A run of records:

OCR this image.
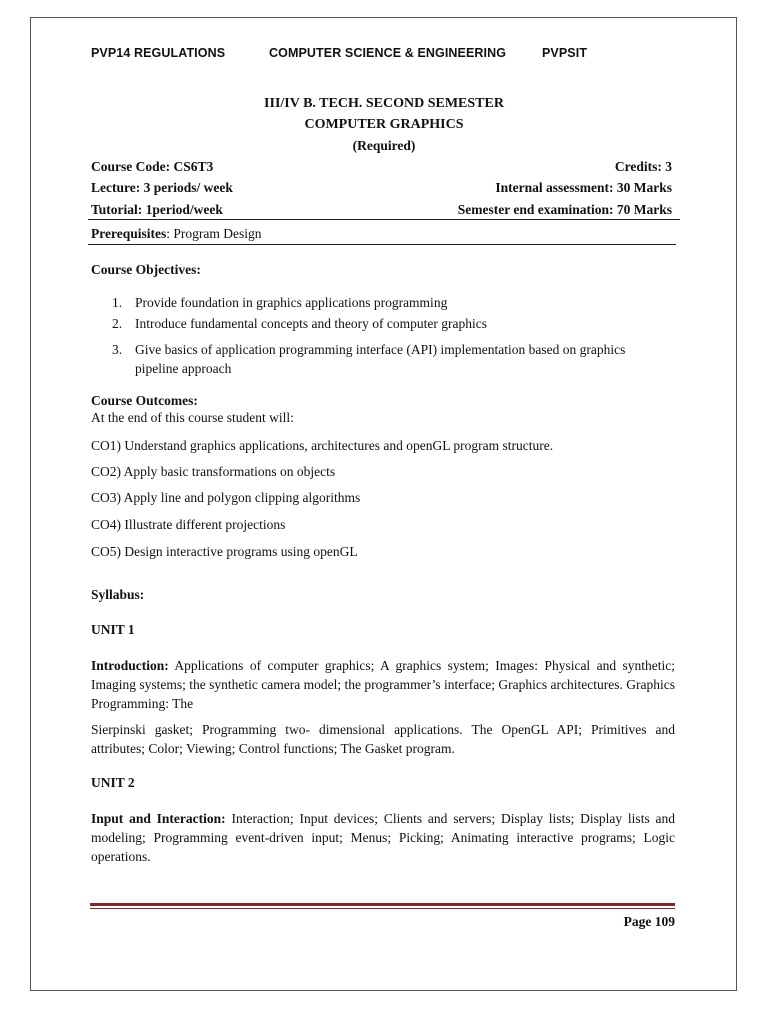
PVP14 REGULATIONS

	COMPUTER SCIENCE & ENGINEERING

	PVPSIT

III/IV B. TECH. SECOND SEMESTER
COMPUTER GRAPHICS
(Required)
Course Code: CS6T3	Credits: 3
Lecture: 3 periods/ week	Internal assessment: 30 Marks
Tutorial: 1period/week	Semester end examination: 70 Marks
Prerequisites: Program Design
Course Objectives:
1. Provide foundation in graphics applications programming
2. Introduce fundamental concepts and theory of computer graphics
3. Give basics of application programming interface (API) implementation based on graphics pipeline approach
Course Outcomes:
At the end of this course student will:
CO1) Understand graphics applications, architectures and openGL program structure.
CO2) Apply basic transformations on objects
CO3) Apply line and polygon clipping algorithms
CO4) Illustrate different projections
CO5) Design interactive programs using openGL
Syllabus:
UNIT 1
Introduction: Applications of computer graphics; A graphics system; Images: Physical and synthetic; Imaging systems; the synthetic camera model; the programmer’s interface; Graphics architectures. Graphics Programming: The
Sierpinski gasket; Programming two- dimensional applications. The OpenGL API; Primitives and attributes; Color; Viewing; Control functions; The Gasket program.
UNIT 2
Input and Interaction: Interaction; Input devices; Clients and servers; Display lists; Display lists and modeling; Programming event-driven input; Menus; Picking; Animating interactive programs; Logic operations.
Page 109
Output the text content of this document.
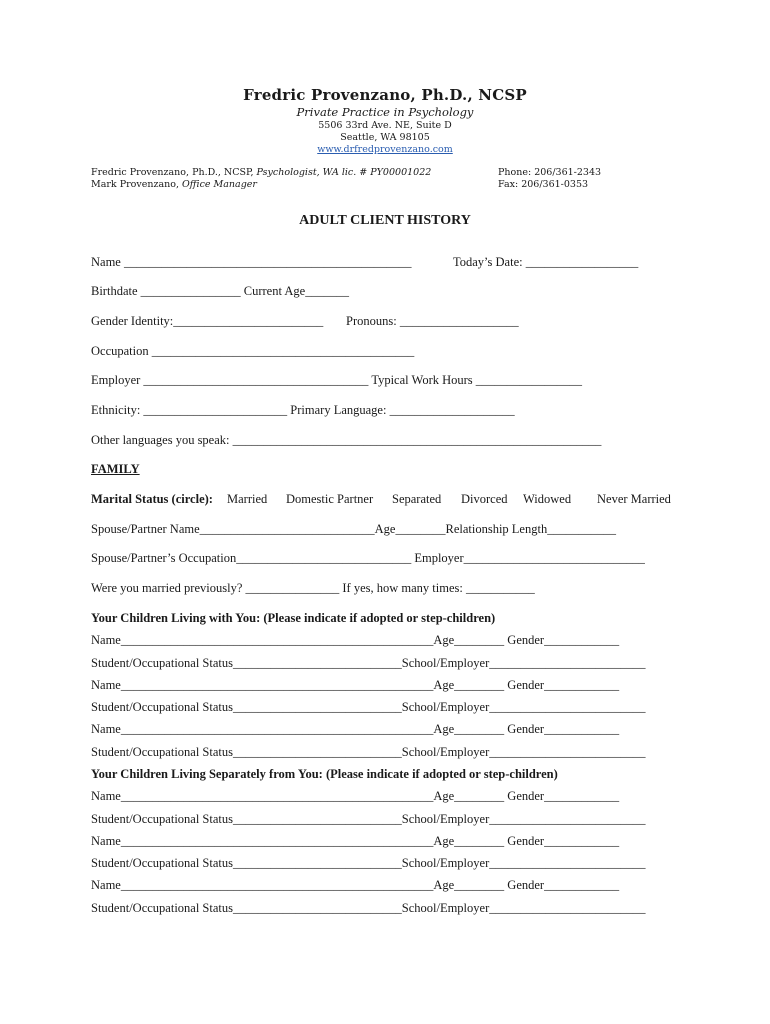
Fredric Provenzano, Ph.D., NCSP
Private Practice in Psychology
5506 33rd Ave. NE, Suite D
Seattle, WA 98105
www.drfredprovenzano.com
Fredric Provenzano, Ph.D., NCSP, Psychologist, WA lic. # PY00001022
Mark Provenzano, Office Manager
Phone: 206/361-2343
Fax: 206/361-0353
ADULT CLIENT HISTORY
Name ______________________________________________	Today’s Date: __________________
Birthdate ________________ Current Age_______
Gender Identity:________________________ Pronouns: ___________________
Occupation __________________________________________
Employer ____________________________________ Typical Work Hours _________________
Ethnicity: _______________________ Primary Language: ____________________
Other languages you speak: ___________________________________________________________
FAMILY
Marital Status (circle): Married Domestic Partner Separated Divorced Widowed Never Married
Spouse/Partner Name____________________________Age________Relationship Length___________
Spouse/Partner’s Occupation____________________________ Employer_____________________________
Were you married previously? _______________ If yes, how many times: ___________
Your Children Living with You: (Please indicate if adopted or step-children)
Name__________________________________________________Age________ Gender____________
Student/Occupational Status___________________________School/Employer_________________________
Name__________________________________________________Age________ Gender____________
Student/Occupational Status___________________________School/Employer_________________________
Name__________________________________________________Age________ Gender____________
Student/Occupational Status___________________________School/Employer_________________________
Your Children Living Separately from You: (Please indicate if adopted or step-children)
Name__________________________________________________Age________ Gender____________
Student/Occupational Status___________________________School/Employer_________________________
Name__________________________________________________Age________ Gender____________
Student/Occupational Status___________________________School/Employer_________________________
Name__________________________________________________Age________ Gender____________
Student/Occupational Status___________________________School/Employer_________________________
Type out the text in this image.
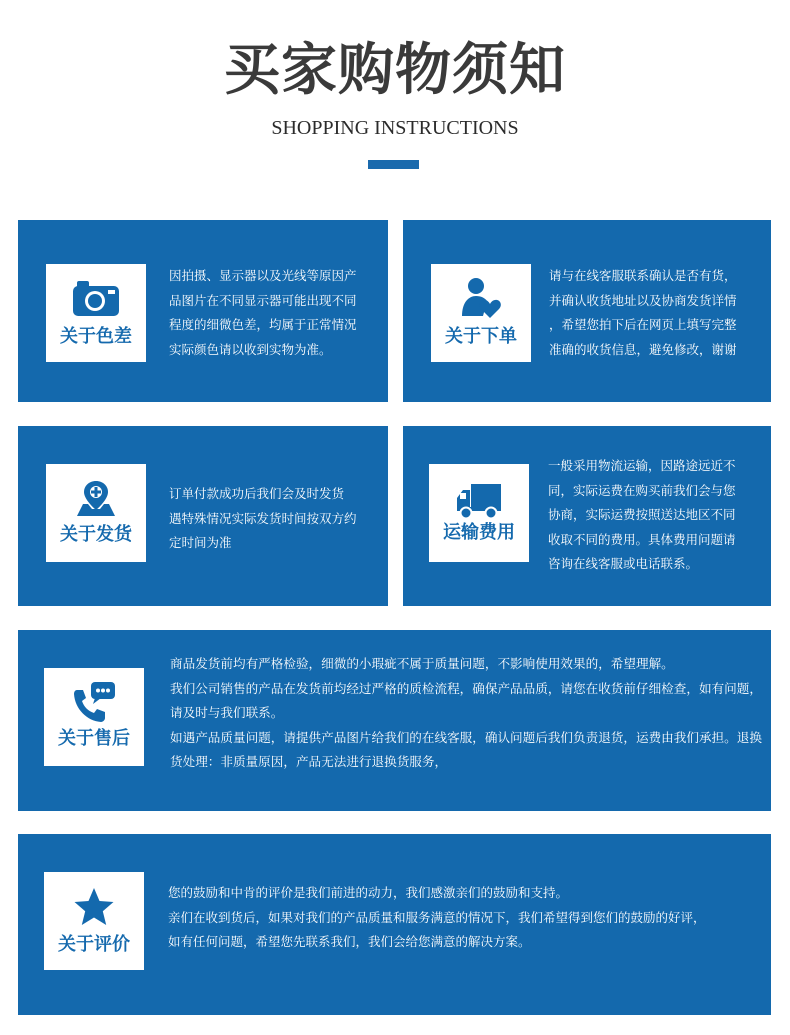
买家购物须知
SHOPPING INSTRUCTIONS
关于色差

因拍摄、显示器以及光线等原因产

品图片在不同显示器可能出现不同

程度的细微色差，均属于正常情况

实际颜色请以收到实物为准。

关于下单

请与在线客服联系确认是否有货，

并确认收货地址以及协商发货详情

，希望您拍下后在网页上填写完整

准确的收货信息，避免修改，谢谢

关于发货

订单付款成功后我们会及时发货

遇特殊情况实际发货时间按双方约

定时间为准	运输费用

一般采用物流运输，因路途远近不

同，实际运费在购买前我们会与您

协商，实际运费按照送达地区不同

收取不同的费用。具体费用问题请

咨询在线客服或电话联系。

关于售后

商品发货前均有严格检验，细微的小瑕疵不属于质量问题，不影响使用效果的，希望理解。

我们公司销售的产品在发货前均经过严格的质检流程，确保产品品质，请您在收货前仔细检查，如有问题，请及时与我们联系。

如遇产品质量问题，请提供产品图片给我们的在线客服，确认问题后我们负责退货，运费由我们承担。退换货处理：非质量原因，产品无法进行退换货服务，

关于评价

您的鼓励和中肯的评价是我们前进的动力，我们感激亲们的鼓励和支持。

亲们在收到货后，如果对我们的产品质量和服务满意的情况下，我们希望得到您们的鼓励的好评，

如有任何问题，希望您先联系我们，我们会给您满意的解决方案。
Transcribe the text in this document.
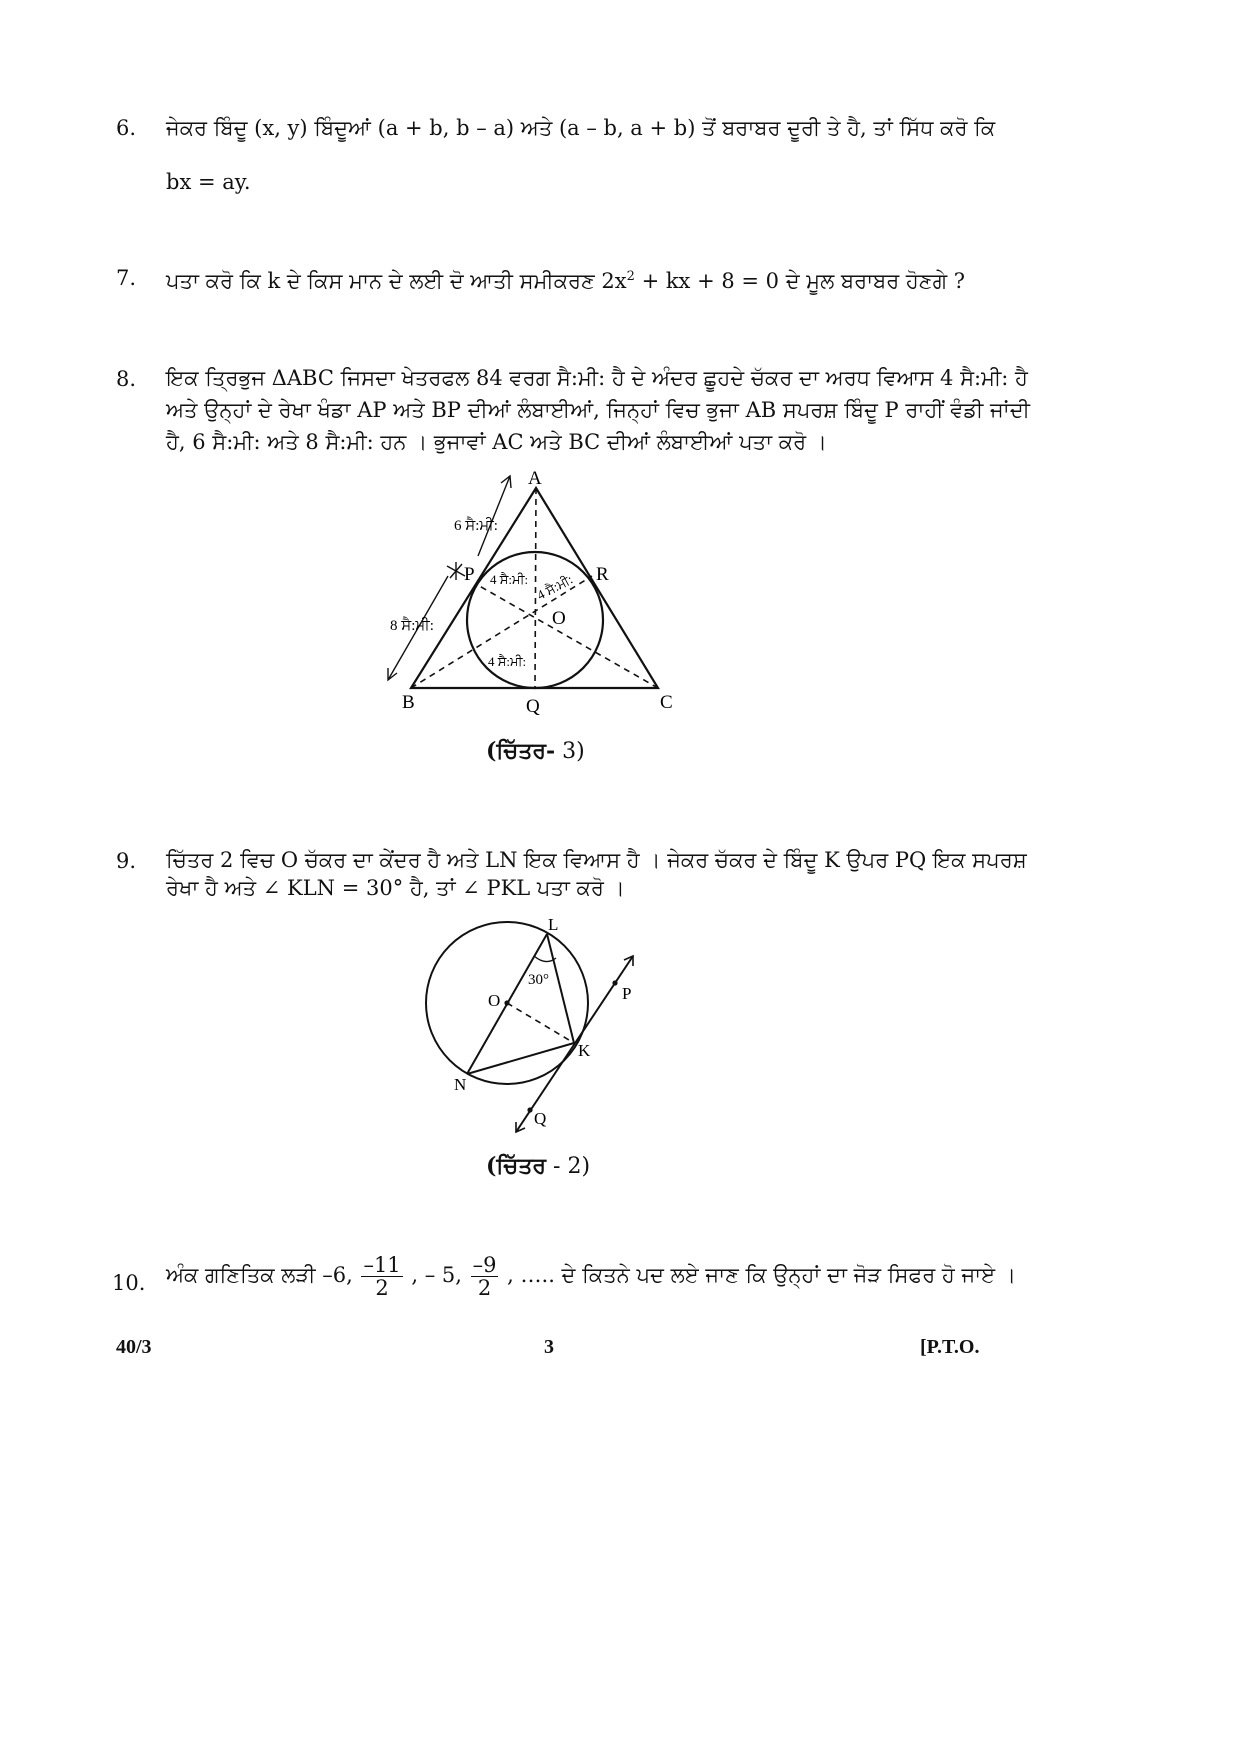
6. ਜੇਕਰ ਬਿੰਦੂ (x, y) ਬਿੰਦੂਆਂ (a + b, b – a) ਅਤੇ (a – b, a + b) ਤੋਂ ਬਰਾਬਰ ਦੂਰੀ ਤੇ ਹੈ, ਤਾਂ ਸਿੱਧ ਕਰੋ ਕਿ
bx = ay.
7. ਪਤਾ ਕਰੋ ਕਿ k ਦੇ ਕਿਸ ਮਾਨ ਦੇ ਲਈ ਦੋ ਆਤੀ ਸਮੀਕਰਣ $2x^2$ + kx + 8 = 0 ਦੇ ਮੂਲ ਬਰਾਬਰ ਹੋਣਗੇ ?
8. ਇਕ ਤ੍ਰਿਭੁਜ ΔABC ਜਿਸਦਾ ਖੇਤਰਫਲ 84 ਵਰਗ ਸੈ:ਮੀ: ਹੈ ਦੇ ਅੰਦਰ ਛੂਹਦੇ ਚੱਕਰ ਦਾ ਅਰਧ ਵਿਆਸ 4 ਸੈ:ਮੀ: ਹੈ
ਅਤੇ ਉਨ੍ਹਾਂ ਦੇ ਰੇਖਾ ਖੰਡਾ AP ਅਤੇ BP ਦੀਆਂ ਲੰਬਾਈਆਂ, ਜਿਨ੍ਹਾਂ ਵਿਚ ਭੁਜਾ AB ਸਪਰਸ਼ ਬਿੰਦੂ P ਰਾਹੀਂ ਵੰਡੀ ਜਾਂਦੀ
ਹੈ, 6 ਸੈ:ਮੀ: ਅਤੇ 8 ਸੈ:ਮੀ: ਹਨ । ਭੁਜਾਵਾਂ AC ਅਤੇ BC ਦੀਆਂ ਲੰਬਾਈਆਂ ਪਤਾ ਕਰੋ ।
A
B	C
P
Q
R
O
6 ਸੈ:ਮੀ:
8 ਸੈ:ਮੀ:
4 ਸੈ:ਮੀ: 4 ਸੈ:ਮੀ:
4 ਸੈ:ਮੀ:
(ਚਿੱਤਰ- 3)
9. ਚਿੱਤਰ 2 ਵਿਚ O ਚੱਕਰ ਦਾ ਕੇਂਦਰ ਹੈ ਅਤੇ LN ਇਕ ਵਿਆਸ ਹੈ । ਜੇਕਰ ਚੱਕਰ ਦੇ ਬਿੰਦੂ K ਉਪਰ PQ ਇਕ ਸਪਰਸ਼
ਰੇਖਾ ਹੈ ਅਤੇ ∠ KLN = 30° ਹੈ, ਤਾਂ ∠ PKL ਪਤਾ ਕਰੋ ।
L
O
N
K
P
Q
30°
(ਚਿੱਤਰ - 2)
10. ਅੰਕ ਗਣਿਤਿਕ ਲੜੀ –6, $\frac{-11}{2}$ , – 5, $\frac{-9}{2}$ , ….. ਦੇ ਕਿਤਨੇ ਪਦ ਲਏ ਜਾਣ ਕਿ ਉਨ੍ਹਾਂ ਦਾ ਜੋੜ ਸਿਫਰ ਹੋ ਜਾਏ ।
40/3	3	[P.T.O.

■ Given exercise
Filter the listing above by the word "this"; copy each line that passes.

■ Worked solution
OCR this image.
At the end of this course student will:
Output the text content of this document.
Type out the text in this image.
Transcribe the text in this document.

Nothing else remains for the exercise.